** Data rows **
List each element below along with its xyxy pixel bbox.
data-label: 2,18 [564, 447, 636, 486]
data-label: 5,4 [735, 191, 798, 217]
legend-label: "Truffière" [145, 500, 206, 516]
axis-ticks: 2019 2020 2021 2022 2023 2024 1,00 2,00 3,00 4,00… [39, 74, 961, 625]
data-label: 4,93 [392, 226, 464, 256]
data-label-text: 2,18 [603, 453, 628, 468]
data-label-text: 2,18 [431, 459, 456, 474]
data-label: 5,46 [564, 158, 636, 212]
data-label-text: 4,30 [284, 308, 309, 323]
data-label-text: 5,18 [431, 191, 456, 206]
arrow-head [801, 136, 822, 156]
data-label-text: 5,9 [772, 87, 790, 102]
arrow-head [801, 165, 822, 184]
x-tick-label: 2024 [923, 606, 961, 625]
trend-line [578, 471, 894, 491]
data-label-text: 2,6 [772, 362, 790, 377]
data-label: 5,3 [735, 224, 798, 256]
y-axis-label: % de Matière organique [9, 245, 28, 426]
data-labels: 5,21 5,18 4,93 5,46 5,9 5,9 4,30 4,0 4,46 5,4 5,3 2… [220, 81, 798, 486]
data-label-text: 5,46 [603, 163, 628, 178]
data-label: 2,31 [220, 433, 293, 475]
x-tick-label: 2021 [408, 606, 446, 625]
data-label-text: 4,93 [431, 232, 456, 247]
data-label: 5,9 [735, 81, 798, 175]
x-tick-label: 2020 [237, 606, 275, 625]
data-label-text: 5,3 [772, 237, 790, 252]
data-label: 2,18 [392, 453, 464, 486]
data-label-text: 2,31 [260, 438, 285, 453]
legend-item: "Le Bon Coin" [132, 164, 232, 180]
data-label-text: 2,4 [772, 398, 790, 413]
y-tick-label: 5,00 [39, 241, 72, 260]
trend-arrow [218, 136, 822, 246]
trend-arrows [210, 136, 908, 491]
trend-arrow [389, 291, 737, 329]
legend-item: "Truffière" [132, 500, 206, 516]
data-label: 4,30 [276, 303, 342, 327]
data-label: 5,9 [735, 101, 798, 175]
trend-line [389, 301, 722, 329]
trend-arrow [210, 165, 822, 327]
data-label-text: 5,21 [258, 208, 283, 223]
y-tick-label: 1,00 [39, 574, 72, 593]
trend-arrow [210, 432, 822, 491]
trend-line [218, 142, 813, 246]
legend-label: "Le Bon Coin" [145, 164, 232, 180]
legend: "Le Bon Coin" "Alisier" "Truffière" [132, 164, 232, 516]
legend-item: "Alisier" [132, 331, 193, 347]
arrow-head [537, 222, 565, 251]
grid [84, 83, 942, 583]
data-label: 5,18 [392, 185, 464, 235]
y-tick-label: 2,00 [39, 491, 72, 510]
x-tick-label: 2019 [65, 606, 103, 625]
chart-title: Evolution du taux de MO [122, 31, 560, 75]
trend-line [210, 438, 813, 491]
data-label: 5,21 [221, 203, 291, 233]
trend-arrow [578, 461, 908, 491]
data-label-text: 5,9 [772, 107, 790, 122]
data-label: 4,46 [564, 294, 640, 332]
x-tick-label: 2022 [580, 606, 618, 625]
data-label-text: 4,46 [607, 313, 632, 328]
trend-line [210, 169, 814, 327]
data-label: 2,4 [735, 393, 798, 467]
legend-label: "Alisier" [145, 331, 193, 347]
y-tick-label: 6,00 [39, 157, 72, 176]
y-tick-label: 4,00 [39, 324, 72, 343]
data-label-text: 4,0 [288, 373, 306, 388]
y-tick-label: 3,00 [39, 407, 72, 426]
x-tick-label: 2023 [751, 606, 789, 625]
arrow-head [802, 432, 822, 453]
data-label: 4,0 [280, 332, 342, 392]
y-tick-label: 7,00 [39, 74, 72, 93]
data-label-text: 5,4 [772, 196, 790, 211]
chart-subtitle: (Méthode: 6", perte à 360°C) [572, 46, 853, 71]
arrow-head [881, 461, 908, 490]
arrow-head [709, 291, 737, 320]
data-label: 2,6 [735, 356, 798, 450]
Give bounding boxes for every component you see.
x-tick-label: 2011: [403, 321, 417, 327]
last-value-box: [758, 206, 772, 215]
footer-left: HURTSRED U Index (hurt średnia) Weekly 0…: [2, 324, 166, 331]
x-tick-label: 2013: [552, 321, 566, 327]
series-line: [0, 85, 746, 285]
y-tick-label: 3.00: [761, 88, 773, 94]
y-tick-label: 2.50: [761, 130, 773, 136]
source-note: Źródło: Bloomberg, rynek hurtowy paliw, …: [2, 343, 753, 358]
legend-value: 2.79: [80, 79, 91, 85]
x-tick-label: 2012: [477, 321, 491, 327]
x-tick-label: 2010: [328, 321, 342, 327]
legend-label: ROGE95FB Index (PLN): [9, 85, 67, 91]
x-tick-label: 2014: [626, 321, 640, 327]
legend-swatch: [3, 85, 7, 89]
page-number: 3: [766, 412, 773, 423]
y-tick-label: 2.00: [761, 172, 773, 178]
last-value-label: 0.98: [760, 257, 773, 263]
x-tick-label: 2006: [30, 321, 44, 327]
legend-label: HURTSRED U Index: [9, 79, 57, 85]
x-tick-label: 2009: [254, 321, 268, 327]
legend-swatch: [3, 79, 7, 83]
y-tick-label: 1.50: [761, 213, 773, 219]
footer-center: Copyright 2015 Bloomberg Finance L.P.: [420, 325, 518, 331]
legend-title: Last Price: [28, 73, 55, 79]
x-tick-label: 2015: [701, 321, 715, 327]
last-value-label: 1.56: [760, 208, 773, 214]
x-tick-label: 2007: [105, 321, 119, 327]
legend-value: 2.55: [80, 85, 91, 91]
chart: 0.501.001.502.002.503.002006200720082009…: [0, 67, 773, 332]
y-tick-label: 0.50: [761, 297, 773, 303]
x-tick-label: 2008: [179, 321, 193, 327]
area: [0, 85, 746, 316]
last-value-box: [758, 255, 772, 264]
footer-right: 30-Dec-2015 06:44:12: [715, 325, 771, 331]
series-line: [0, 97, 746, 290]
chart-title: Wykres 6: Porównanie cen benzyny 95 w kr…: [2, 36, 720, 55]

** Goal of the exercise **
Can you reproduce every line of the data above, character for character, with nothing changed or left out?

** Solution to this task **
List each element below along with its xyxy pixel bbox.
data-label: 2,18 [564, 447, 636, 486]
data-label: 5,4 [735, 191, 798, 217]
legend-label: "Truffière" [145, 500, 206, 516]
axis-ticks: 2019 2020 2021 2022 2023 2024 1,00 2,00 3,00 4,00… [39, 74, 961, 625]
data-label: 4,93 [392, 226, 464, 256]
data-label-text: 2,18 [603, 453, 628, 468]
data-label-text: 2,18 [431, 459, 456, 474]
data-label: 5,46 [564, 158, 636, 212]
data-label-text: 4,30 [284, 308, 309, 323]
data-label-text: 5,18 [431, 191, 456, 206]
arrow-head [801, 136, 822, 156]
data-label-text: 5,9 [772, 87, 790, 102]
arrow-head [801, 165, 822, 184]
x-tick-label: 2024 [923, 606, 961, 625]
trend-line [578, 471, 894, 491]
data-label-text: 2,6 [772, 362, 790, 377]
data-label: 5,3 [735, 224, 798, 256]
y-axis-label: % de Matière organique [9, 245, 28, 426]
data-labels: 5,21 5,18 4,93 5,46 5,9 5,9 4,30 4,0 4,46 5,4 5,3 2… [220, 81, 798, 486]
data-label-text: 5,46 [603, 163, 628, 178]
data-label: 2,31 [220, 433, 293, 475]
x-tick-label: 2021 [408, 606, 446, 625]
data-label-text: 4,93 [431, 232, 456, 247]
data-label: 5,9 [735, 81, 798, 175]
x-tick-label: 2020 [237, 606, 275, 625]
data-label-text: 5,3 [772, 237, 790, 252]
data-label: 2,18 [392, 453, 464, 486]
data-label-text: 2,31 [260, 438, 285, 453]
legend-item: "Le Bon Coin" [132, 164, 232, 180]
data-label-text: 2,4 [772, 398, 790, 413]
y-tick-label: 5,00 [39, 241, 72, 260]
trend-arrow [218, 136, 822, 246]
trend-arrows [210, 136, 908, 491]
trend-arrow [389, 291, 737, 329]
legend-item: "Truffière" [132, 500, 206, 516]
data-label: 4,30 [276, 303, 342, 327]
data-label: 5,9 [735, 101, 798, 175]
trend-line [389, 301, 722, 329]
trend-arrow [210, 165, 822, 327]
data-label-text: 5,21 [258, 208, 283, 223]
y-tick-label: 1,00 [39, 574, 72, 593]
trend-arrow [210, 432, 822, 491]
trend-line [218, 142, 813, 246]
legend-label: "Le Bon Coin" [145, 164, 232, 180]
legend: "Le Bon Coin" "Alisier" "Truffière" [132, 164, 232, 516]
legend-item: "Alisier" [132, 331, 193, 347]
arrow-head [537, 222, 565, 251]
grid [84, 83, 942, 583]
data-label: 5,18 [392, 185, 464, 235]
y-tick-label: 2,00 [39, 491, 72, 510]
x-tick-label: 2019 [65, 606, 103, 625]
chart-title: Evolution du taux de MO [122, 31, 560, 75]
trend-line [210, 438, 813, 491]
data-label: 5,21 [221, 203, 291, 233]
trend-arrow [578, 461, 908, 491]
data-label-text: 5,9 [772, 107, 790, 122]
data-label: 4,46 [564, 294, 640, 332]
x-tick-label: 2022 [580, 606, 618, 625]
data-label-text: 4,46 [607, 313, 632, 328]
trend-line [210, 169, 814, 327]
data-label: 2,4 [735, 393, 798, 467]
legend-label: "Alisier" [145, 331, 193, 347]
y-tick-label: 6,00 [39, 157, 72, 176]
y-tick-label: 4,00 [39, 324, 72, 343]
data-label-text: 4,0 [288, 373, 306, 388]
y-tick-label: 3,00 [39, 407, 72, 426]
x-tick-label: 2023 [751, 606, 789, 625]
arrow-head [802, 432, 822, 453]
data-label: 4,0 [280, 332, 342, 392]
y-tick-label: 7,00 [39, 74, 72, 93]
data-label-text: 5,4 [772, 196, 790, 211]
chart-subtitle: (Méthode: 6", perte à 360°C) [572, 46, 853, 71]
arrow-head [881, 461, 908, 490]
arrow-head [709, 291, 737, 320]
data-label: 2,6 [735, 356, 798, 450]
Give bounding boxes for every component you see.
x-tick-label: 2011: [403, 321, 417, 327]
last-value-box: [758, 206, 772, 215]
footer-left: HURTSRED U Index (hurt średnia) Weekly 0…: [2, 324, 166, 331]
x-tick-label: 2013: [552, 321, 566, 327]
series-line: [0, 85, 746, 285]
y-tick-label: 3.00: [761, 88, 773, 94]
y-tick-label: 2.50: [761, 130, 773, 136]
source-note: Źródło: Bloomberg, rynek hurtowy paliw, …: [2, 343, 753, 358]
legend-value: 2.79: [80, 79, 91, 85]
x-tick-label: 2012: [477, 321, 491, 327]
x-tick-label: 2010: [328, 321, 342, 327]
legend-label: ROGE95FB Index (PLN): [9, 85, 67, 91]
x-tick-label: 2014: [626, 321, 640, 327]
legend-swatch: [3, 85, 7, 89]
page-number: 3: [766, 412, 773, 423]
y-tick-label: 2.00: [761, 172, 773, 178]
last-value-label: 0.98: [760, 257, 773, 263]
x-tick-label: 2006: [30, 321, 44, 327]
legend-label: HURTSRED U Index: [9, 79, 57, 85]
x-tick-label: 2009: [254, 321, 268, 327]
legend-swatch: [3, 79, 7, 83]
y-tick-label: 1.50: [761, 213, 773, 219]
footer-center: Copyright 2015 Bloomberg Finance L.P.: [420, 325, 518, 331]
legend-title: Last Price: [28, 73, 55, 79]
x-tick-label: 2015: [701, 321, 715, 327]
last-value-label: 1.56: [760, 208, 773, 214]
x-tick-label: 2007: [105, 321, 119, 327]
legend-value: 2.55: [80, 85, 91, 91]
chart: 0.501.001.502.002.503.002006200720082009…: [0, 67, 773, 332]
y-tick-label: 0.50: [761, 297, 773, 303]
x-tick-label: 2008: [179, 321, 193, 327]
area: [0, 85, 746, 316]
last-value-box: [758, 255, 772, 264]
footer-right: 30-Dec-2015 06:44:12: [715, 325, 771, 331]
series-line: [0, 97, 746, 290]
chart-title: Wykres 6: Porównanie cen benzyny 95 w kr…: [2, 36, 720, 55]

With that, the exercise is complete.